begin Supplied data
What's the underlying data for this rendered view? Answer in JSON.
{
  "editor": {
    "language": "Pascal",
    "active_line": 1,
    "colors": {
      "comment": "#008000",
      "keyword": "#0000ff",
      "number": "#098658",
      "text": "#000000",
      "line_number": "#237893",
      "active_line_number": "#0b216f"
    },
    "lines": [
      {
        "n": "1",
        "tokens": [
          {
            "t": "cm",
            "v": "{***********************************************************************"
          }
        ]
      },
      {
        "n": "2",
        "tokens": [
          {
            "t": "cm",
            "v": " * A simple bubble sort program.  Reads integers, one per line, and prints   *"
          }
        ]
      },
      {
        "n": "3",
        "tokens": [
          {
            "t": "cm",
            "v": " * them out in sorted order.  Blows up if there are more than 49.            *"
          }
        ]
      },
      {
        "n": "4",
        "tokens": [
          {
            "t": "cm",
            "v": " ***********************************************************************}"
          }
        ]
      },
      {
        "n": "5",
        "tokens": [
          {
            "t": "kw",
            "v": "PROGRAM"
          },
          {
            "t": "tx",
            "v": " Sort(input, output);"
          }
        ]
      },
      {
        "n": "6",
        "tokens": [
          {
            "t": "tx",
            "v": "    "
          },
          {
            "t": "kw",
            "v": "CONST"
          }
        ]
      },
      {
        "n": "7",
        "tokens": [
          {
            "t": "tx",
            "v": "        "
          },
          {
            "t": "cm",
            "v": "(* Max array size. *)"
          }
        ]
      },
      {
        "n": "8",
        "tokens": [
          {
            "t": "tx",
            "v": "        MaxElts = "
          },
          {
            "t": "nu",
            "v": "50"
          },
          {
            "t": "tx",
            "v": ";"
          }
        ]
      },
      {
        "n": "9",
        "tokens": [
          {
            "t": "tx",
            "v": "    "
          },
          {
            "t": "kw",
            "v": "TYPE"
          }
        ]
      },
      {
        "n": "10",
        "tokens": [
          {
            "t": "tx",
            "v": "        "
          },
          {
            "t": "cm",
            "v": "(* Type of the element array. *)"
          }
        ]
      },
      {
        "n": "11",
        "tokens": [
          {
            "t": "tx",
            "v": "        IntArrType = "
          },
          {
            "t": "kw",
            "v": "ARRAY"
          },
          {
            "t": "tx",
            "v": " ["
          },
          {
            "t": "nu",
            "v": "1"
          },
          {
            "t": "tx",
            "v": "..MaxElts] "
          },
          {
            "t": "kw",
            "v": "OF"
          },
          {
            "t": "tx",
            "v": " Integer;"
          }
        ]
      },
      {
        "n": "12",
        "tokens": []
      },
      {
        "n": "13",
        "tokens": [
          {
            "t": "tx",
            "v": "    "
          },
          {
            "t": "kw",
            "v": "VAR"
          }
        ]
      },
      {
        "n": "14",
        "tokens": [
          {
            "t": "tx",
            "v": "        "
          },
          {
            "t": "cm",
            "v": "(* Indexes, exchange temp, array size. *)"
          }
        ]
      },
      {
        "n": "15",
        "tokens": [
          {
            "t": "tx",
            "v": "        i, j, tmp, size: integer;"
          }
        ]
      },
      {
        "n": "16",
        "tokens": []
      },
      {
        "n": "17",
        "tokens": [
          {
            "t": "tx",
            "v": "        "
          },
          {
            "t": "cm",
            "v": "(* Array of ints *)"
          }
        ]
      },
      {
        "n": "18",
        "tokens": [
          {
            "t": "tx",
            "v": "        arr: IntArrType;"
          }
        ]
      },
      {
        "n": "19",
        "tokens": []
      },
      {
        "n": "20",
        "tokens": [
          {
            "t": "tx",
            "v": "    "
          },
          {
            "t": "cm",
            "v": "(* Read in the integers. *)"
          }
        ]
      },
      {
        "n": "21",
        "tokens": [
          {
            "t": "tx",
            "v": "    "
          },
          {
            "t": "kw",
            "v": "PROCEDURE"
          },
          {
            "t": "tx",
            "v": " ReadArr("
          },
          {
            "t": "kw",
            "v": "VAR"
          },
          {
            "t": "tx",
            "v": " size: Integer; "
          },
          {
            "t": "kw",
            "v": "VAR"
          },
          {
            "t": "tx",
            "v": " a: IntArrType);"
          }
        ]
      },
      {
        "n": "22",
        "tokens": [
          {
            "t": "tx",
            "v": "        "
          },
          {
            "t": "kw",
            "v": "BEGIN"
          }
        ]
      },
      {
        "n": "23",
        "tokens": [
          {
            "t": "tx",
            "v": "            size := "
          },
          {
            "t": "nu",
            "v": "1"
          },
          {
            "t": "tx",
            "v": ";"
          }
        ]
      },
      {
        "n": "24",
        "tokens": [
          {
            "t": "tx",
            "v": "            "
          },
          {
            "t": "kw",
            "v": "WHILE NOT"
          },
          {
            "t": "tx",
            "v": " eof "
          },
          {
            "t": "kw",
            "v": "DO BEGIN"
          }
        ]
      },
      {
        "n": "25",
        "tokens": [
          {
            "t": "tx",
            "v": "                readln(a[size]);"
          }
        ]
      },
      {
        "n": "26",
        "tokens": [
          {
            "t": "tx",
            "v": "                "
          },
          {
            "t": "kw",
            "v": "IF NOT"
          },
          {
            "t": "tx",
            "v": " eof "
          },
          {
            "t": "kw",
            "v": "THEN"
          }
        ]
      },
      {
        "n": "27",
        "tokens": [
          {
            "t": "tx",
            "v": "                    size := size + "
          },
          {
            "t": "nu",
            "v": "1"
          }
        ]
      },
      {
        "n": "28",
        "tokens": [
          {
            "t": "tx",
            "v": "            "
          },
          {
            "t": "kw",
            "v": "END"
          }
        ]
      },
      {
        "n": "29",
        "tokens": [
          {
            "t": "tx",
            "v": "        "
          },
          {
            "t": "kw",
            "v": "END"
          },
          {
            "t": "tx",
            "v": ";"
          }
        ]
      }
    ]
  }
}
end Supplied data
begin Supplied data
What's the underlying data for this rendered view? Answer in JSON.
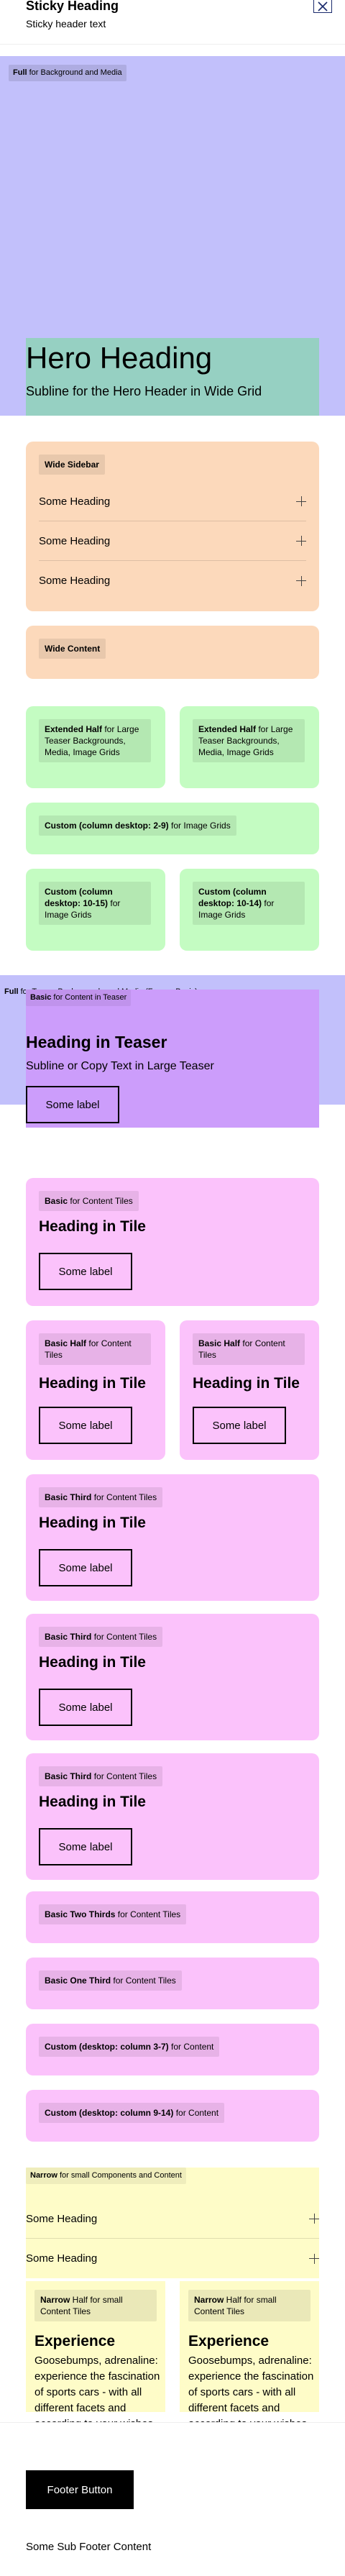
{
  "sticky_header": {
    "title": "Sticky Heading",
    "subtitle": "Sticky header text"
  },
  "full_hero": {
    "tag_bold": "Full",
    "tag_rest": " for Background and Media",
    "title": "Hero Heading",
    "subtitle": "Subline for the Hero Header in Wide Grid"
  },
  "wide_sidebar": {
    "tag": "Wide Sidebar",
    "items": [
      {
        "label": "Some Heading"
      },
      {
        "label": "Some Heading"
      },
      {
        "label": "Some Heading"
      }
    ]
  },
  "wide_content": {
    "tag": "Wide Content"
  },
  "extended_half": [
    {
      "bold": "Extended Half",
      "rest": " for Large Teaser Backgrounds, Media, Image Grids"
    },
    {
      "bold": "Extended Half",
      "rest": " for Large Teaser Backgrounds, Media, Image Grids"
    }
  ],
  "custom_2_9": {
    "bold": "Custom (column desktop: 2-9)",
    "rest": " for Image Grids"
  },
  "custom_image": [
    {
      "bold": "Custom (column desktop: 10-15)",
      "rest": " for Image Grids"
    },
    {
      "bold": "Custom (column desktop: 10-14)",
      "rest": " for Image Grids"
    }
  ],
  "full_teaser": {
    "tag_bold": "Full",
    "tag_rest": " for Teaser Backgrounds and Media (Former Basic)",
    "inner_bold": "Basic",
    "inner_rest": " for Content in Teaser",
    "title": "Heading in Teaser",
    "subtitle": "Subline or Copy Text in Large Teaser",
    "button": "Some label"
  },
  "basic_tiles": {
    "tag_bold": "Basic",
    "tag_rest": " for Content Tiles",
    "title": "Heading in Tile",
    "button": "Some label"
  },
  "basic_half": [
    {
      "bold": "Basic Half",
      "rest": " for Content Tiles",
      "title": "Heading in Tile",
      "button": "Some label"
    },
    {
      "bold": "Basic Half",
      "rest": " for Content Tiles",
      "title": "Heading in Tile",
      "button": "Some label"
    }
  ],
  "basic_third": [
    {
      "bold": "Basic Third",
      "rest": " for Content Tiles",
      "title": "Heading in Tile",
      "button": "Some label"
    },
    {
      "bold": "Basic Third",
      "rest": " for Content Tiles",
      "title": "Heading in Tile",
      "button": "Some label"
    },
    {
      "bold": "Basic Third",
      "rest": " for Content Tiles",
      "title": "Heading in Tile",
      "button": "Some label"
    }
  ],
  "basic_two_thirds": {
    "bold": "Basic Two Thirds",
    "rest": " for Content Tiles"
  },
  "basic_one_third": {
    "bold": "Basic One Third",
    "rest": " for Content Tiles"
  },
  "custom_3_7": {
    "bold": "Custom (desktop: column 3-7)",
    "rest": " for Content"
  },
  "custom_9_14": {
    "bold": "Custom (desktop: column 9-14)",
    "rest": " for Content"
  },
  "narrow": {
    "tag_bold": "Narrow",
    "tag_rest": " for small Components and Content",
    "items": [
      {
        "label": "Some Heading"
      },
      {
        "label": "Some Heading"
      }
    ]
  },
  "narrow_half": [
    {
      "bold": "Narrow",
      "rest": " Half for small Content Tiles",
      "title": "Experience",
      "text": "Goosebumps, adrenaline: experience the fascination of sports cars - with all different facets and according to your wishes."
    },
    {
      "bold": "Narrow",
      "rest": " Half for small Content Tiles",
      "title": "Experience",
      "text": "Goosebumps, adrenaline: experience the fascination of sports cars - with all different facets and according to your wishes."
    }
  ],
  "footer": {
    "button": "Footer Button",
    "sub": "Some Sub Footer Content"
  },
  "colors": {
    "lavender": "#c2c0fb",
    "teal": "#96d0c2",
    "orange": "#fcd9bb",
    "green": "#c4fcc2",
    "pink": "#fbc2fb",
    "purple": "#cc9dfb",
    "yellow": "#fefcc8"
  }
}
end Supplied data
▶ **Given instruction**:
Your task is to gather every line with the word "column" and copy it.

▶ **Completed exercise**:
    "bold": "Custom (column desktop: 2-9)",
      "bold": "Custom (column desktop: 10-15)",
      "bold": "Custom (column desktop: 10-14)",
    "bold": "Custom (desktop: column 3-7)",
    "bold": "Custom (desktop: column 9-14)",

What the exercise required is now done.